## EXERCISE
Where a line of the listing below includes the word "Priskaitymų", reproduce that line.
━━ RECORDS FOR THE TASK
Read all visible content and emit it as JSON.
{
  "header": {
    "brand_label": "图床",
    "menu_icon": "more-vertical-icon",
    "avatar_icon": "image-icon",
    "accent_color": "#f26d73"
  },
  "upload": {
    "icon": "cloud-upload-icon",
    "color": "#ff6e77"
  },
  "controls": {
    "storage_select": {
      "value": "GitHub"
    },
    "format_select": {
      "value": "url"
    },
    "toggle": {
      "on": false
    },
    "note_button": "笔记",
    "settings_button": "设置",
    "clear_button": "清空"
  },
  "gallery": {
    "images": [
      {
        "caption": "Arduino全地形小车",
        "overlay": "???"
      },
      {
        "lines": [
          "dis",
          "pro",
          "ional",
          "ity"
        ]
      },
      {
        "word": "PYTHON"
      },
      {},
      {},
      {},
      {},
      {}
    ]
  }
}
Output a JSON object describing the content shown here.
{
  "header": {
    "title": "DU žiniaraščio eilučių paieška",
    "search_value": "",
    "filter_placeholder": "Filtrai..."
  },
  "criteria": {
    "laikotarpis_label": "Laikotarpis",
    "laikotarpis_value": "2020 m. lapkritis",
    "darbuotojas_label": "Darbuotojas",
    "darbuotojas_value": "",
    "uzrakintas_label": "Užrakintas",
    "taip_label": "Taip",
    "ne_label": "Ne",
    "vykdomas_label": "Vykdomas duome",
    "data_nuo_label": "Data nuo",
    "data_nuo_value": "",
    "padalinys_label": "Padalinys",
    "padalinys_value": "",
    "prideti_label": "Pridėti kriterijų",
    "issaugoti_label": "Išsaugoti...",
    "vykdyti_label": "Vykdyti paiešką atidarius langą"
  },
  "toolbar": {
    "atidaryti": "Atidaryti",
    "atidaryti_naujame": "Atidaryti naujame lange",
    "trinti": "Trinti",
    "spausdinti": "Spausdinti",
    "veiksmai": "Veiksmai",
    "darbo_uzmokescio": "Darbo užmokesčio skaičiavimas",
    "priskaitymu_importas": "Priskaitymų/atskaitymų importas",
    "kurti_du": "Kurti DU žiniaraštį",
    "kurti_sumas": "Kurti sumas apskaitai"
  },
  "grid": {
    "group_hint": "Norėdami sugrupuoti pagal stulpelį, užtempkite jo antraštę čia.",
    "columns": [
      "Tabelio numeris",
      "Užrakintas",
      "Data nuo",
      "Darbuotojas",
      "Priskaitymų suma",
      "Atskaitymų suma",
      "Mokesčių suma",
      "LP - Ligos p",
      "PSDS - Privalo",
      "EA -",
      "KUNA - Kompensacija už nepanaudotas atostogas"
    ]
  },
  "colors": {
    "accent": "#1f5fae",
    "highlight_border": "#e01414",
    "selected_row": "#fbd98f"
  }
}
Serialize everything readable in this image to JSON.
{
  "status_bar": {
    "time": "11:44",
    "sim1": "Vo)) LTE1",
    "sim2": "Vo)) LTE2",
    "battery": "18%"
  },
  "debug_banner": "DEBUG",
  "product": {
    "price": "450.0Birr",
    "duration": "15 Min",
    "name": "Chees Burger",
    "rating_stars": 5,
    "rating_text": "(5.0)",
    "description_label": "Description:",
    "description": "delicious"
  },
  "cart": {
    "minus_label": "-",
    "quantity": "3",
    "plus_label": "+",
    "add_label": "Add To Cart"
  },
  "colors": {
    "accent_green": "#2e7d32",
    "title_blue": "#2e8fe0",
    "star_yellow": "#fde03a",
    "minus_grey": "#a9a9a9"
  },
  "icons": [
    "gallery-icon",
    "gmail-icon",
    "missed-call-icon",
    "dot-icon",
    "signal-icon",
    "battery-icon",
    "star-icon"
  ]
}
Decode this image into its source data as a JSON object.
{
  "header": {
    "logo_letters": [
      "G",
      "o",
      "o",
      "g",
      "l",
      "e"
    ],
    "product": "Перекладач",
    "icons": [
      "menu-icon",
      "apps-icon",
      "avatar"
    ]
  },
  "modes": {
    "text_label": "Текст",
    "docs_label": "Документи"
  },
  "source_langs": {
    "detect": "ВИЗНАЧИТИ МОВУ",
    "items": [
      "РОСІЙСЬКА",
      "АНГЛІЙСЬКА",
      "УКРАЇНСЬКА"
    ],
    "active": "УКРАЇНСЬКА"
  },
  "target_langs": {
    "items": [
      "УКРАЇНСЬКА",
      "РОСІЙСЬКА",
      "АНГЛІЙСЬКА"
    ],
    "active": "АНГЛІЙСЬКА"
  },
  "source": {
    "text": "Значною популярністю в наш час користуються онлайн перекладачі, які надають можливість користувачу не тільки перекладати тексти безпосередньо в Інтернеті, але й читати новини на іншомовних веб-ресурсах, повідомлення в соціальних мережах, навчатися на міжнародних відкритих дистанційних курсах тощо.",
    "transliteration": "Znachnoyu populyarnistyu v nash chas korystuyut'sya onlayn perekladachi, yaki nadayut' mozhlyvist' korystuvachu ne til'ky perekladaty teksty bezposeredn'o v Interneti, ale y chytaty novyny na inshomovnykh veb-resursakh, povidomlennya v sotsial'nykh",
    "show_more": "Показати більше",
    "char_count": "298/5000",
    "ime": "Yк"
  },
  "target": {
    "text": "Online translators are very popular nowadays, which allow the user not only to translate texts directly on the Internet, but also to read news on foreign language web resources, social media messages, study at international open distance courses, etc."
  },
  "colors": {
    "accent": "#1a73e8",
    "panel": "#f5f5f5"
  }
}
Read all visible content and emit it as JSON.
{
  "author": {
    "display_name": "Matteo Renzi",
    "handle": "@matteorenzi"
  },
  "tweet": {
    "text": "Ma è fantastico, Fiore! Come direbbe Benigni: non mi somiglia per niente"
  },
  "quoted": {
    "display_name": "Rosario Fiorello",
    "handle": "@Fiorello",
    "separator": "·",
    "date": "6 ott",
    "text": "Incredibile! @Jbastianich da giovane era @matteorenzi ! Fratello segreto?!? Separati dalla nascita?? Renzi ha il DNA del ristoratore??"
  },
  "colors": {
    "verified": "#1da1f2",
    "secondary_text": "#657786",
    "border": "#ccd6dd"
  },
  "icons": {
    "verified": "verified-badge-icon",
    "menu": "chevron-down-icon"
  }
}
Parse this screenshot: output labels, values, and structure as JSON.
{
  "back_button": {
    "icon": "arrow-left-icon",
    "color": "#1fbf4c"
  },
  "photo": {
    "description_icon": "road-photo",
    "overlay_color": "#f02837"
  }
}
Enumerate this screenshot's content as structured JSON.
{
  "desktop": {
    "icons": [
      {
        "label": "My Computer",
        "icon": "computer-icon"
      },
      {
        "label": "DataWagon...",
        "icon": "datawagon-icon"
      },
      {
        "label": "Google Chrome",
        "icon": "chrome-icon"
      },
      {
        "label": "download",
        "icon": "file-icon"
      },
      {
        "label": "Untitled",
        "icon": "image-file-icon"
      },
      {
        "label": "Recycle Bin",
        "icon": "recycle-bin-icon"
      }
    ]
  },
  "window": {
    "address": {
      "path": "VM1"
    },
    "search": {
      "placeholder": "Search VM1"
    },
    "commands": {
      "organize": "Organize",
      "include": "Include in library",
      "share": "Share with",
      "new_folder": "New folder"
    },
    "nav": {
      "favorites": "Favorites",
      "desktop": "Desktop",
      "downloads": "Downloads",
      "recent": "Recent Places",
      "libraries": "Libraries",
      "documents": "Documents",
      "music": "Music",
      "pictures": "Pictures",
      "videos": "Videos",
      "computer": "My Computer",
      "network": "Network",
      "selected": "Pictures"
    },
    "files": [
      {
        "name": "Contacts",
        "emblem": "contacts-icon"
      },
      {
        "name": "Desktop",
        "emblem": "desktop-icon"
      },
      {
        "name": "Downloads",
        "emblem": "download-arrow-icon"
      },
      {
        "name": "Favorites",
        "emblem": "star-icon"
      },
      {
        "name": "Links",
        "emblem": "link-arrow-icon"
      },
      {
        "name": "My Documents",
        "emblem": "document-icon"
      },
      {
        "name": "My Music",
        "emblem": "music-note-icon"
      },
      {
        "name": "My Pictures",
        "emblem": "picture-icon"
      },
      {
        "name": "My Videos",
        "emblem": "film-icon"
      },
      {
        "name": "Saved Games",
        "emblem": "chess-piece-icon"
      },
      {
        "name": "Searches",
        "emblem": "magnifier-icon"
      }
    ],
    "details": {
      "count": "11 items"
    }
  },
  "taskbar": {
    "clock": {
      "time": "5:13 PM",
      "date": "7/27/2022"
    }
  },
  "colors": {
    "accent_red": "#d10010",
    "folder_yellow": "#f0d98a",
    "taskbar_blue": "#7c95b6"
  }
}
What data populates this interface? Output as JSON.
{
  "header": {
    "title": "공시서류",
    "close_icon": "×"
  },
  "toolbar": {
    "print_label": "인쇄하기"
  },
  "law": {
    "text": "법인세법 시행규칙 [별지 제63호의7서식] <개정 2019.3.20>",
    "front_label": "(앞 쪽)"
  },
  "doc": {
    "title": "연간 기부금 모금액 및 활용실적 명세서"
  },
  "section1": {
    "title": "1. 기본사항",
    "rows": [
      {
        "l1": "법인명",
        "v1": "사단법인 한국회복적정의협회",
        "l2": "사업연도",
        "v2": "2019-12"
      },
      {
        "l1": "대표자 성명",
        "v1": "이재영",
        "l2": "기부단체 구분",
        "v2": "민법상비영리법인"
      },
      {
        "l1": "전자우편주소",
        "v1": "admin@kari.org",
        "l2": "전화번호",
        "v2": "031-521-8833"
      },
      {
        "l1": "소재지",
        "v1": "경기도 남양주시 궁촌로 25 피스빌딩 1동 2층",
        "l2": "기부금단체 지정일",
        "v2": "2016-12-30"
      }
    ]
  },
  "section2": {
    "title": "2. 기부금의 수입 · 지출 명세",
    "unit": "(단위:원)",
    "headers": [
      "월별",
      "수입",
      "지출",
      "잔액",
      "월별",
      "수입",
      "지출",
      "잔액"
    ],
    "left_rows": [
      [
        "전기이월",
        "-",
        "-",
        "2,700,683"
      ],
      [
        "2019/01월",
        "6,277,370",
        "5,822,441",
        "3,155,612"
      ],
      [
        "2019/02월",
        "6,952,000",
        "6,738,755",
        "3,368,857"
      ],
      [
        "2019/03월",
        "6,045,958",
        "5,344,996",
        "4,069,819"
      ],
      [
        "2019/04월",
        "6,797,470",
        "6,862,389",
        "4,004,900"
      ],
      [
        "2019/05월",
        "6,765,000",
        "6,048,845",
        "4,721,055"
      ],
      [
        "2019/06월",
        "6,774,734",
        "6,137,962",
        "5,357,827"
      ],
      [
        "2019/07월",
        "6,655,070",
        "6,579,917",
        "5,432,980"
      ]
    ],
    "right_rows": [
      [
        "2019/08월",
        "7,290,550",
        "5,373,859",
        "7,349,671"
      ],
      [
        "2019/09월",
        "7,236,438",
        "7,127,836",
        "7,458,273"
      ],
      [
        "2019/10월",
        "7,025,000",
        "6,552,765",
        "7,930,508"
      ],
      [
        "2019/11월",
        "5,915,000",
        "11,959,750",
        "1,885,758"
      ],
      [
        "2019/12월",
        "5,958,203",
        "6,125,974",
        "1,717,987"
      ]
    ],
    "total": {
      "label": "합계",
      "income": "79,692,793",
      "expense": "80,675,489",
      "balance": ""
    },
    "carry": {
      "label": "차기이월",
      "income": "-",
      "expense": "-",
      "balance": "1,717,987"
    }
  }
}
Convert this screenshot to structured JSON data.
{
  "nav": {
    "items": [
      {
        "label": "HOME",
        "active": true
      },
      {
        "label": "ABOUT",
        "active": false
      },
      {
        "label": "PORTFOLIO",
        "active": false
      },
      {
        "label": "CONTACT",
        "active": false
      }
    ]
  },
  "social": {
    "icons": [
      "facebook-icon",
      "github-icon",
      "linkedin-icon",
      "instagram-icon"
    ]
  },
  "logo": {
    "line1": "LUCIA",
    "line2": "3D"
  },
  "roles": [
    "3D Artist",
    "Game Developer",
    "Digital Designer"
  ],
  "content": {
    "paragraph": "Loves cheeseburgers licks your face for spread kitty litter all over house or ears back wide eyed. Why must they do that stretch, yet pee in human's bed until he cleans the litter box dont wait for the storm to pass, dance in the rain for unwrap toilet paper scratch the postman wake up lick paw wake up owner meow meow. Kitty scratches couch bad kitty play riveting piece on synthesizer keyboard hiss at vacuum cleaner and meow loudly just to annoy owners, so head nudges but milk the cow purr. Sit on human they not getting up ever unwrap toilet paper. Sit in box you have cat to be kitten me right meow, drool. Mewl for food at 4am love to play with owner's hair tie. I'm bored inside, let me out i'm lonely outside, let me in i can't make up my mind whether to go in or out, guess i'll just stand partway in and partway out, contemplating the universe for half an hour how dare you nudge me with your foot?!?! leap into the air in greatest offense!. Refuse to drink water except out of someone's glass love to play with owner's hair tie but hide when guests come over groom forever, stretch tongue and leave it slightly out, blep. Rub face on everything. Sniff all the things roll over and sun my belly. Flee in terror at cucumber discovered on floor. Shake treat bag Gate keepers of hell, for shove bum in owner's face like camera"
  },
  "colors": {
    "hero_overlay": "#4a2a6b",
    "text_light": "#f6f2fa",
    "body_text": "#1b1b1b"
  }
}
━━━━
## EXERCISE SOLUTION
    "priskaitymu_importas": "Priskaitymų/atskaitymų importas",
      "Priskaitymų suma",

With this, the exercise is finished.